Prompt - Collect all the lines that mention the word "text".

** start of Records **

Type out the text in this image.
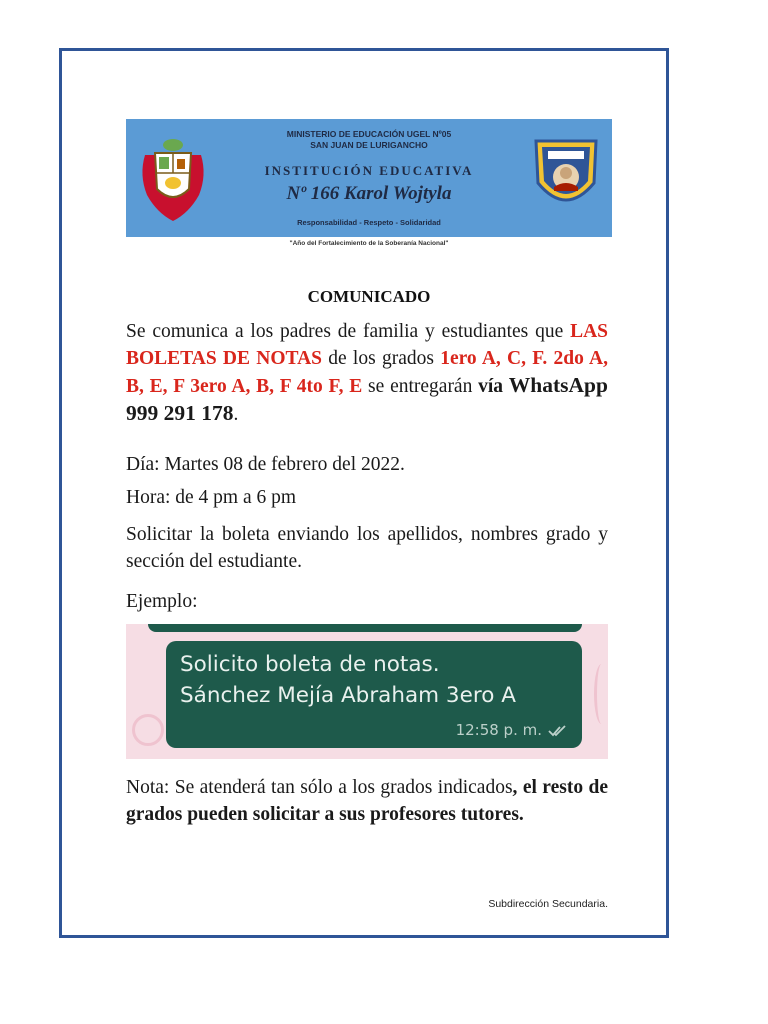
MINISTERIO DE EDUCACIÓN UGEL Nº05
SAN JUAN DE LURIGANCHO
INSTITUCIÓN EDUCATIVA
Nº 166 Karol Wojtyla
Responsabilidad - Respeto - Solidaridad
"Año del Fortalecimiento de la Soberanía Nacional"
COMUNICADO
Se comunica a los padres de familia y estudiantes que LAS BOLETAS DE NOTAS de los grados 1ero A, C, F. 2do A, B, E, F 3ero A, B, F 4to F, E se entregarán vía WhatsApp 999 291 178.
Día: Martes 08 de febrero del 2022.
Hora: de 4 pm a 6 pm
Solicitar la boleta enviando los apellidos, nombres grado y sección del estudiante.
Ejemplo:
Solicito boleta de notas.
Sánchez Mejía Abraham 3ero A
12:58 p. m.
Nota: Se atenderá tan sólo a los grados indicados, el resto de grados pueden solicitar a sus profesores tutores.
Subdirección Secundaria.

** end of Records **
** start of Records **

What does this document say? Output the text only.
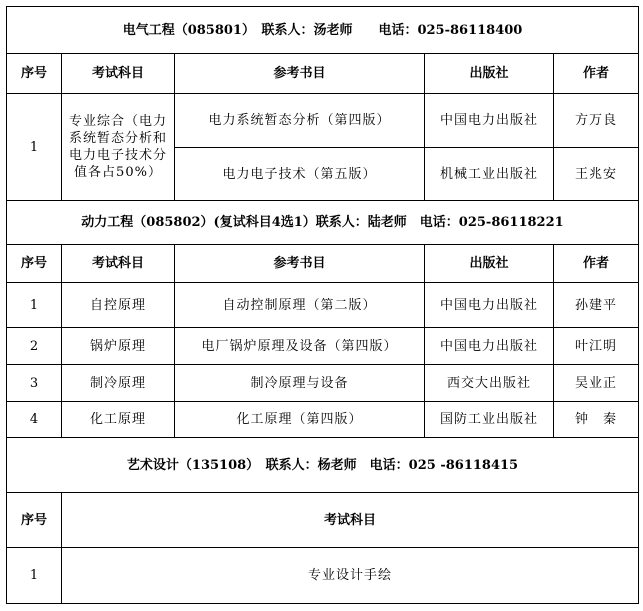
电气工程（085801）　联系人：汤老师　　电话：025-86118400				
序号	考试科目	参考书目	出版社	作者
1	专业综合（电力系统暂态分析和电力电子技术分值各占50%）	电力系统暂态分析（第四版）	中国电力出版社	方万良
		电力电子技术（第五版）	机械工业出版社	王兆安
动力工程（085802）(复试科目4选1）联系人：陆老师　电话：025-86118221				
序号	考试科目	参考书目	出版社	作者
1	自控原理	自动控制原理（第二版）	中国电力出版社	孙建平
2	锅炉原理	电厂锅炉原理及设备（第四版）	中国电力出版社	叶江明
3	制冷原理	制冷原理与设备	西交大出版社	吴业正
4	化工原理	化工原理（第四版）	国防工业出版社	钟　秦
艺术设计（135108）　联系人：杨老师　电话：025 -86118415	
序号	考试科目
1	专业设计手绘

** end of Records **

Output of the task -
Type out the text in this image.
What does this document say? Output the text only.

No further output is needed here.